Relearning How to Fly: What Revisiting My Awkward First Work of Fiction Taught Me About Letting Go

Kiki's Delivery Service flying over the sea
'Without even thinking about it, I used to be able to fly. Now I'm trying to look inside myself and find out
how I did it.'  - Kiki, Kiki's Delivery Service

After my fellow blogger Lynette shared a climactic passage from one of her first stories, in the interest of fairness, I dug around in my own under-the-bed reserves of shame (the writer's equivalent of the dirty magazine collection, if you will). I present to you an extract from one of my earliest longer story attempts, The Lightbearers:

'Ha!' The white-haired girl descended on Nenthor, her dual daggers glinting in her hands, as menacing as fangs.
Nenthor raised his blue eyes slowly, like icy rising suns. They flashed.
The girl froze. The daggers fell from her limp hands. Those eyes... burning into her... blazing as blue as a roaring flame... it felt like something had gripped her - something terrible - and was consuming her strength and will...
'Ugh...' She gasped for air.

#### PROBLEMS AND TASKS:
A - List every personal name that appears in the blog excerpt.
B - Quote the blog excerpt word for word, beginning at the words "After my fellow" and ending after the words "menacing as fangs.".
The data after this point has no role in what is asked here.

#### GIVEN MATERIAL:
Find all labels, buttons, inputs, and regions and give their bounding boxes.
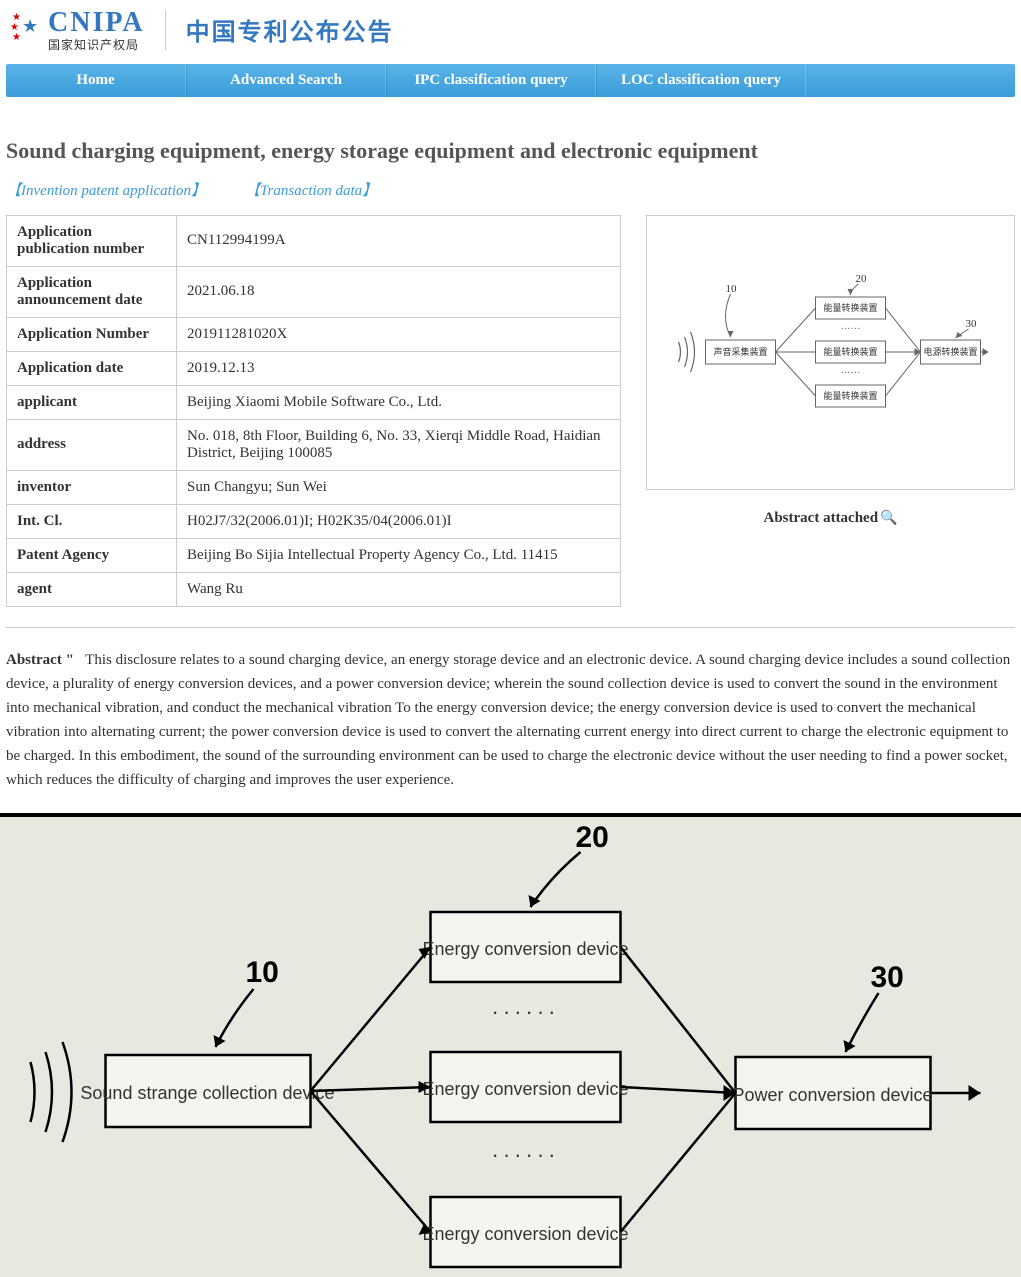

#### ANSWERS TO THE EXERCISE:
A - Kiki, Lynette, Nenthor

B -
After my fellow blogger Lynette shared a climactic passage from one of her first stories, in the interest of fairness, I dug around in my own under-the-bed reserves of shame (the writer's equivalent of the dirty magazine collection, if you will). I present to you an extract from one of my earliest longer story attempts, The Lightbearers:

'Ha!' The white-haired girl descended on Nenthor, her dual daggers glinting in her hands, as menacing as fangs.